Stated problem
Return every line of the records below verbatim, with no pictures in the copy.

Recorded data
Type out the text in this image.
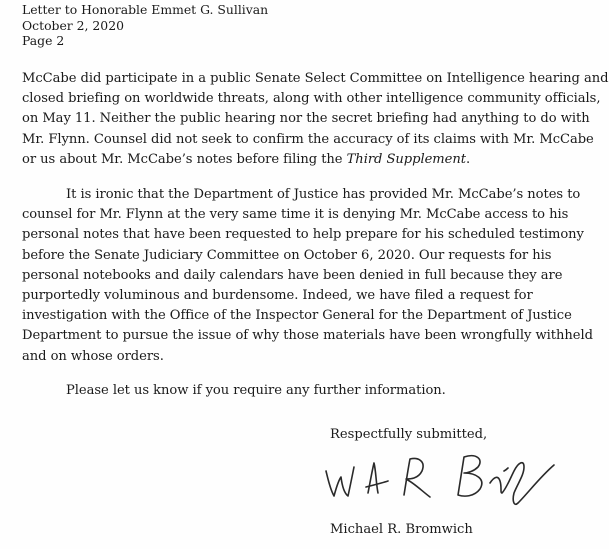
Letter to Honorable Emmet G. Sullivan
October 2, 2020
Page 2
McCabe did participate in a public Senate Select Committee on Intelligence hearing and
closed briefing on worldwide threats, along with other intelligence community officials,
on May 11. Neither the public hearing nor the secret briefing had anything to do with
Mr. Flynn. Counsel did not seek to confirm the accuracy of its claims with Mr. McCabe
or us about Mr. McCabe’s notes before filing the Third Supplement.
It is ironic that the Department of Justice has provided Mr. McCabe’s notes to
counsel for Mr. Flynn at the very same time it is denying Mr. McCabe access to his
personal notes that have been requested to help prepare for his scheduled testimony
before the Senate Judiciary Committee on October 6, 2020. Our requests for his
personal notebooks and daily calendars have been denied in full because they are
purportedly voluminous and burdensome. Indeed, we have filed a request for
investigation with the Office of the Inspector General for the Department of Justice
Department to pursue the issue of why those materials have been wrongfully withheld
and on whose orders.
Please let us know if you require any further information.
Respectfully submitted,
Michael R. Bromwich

Final result
Type out the text in this image.
Letter to Honorable Emmet G. Sullivan
October 2, 2020
Page 2
McCabe did participate in a public Senate Select Committee on Intelligence hearing and
closed briefing on worldwide threats, along with other intelligence community officials,
on May 11. Neither the public hearing nor the secret briefing had anything to do with
Mr. Flynn. Counsel did not seek to confirm the accuracy of its claims with Mr. McCabe
or us about Mr. McCabe’s notes before filing the Third Supplement.
It is ironic that the Department of Justice has provided Mr. McCabe’s notes to
counsel for Mr. Flynn at the very same time it is denying Mr. McCabe access to his
personal notes that have been requested to help prepare for his scheduled testimony
before the Senate Judiciary Committee on October 6, 2020. Our requests for his
personal notebooks and daily calendars have been denied in full because they are
purportedly voluminous and burdensome. Indeed, we have filed a request for
investigation with the Office of the Inspector General for the Department of Justice
Department to pursue the issue of why those materials have been wrongfully withheld
and on whose orders.
Please let us know if you require any further information.
Respectfully submitted,
Michael R. Bromwich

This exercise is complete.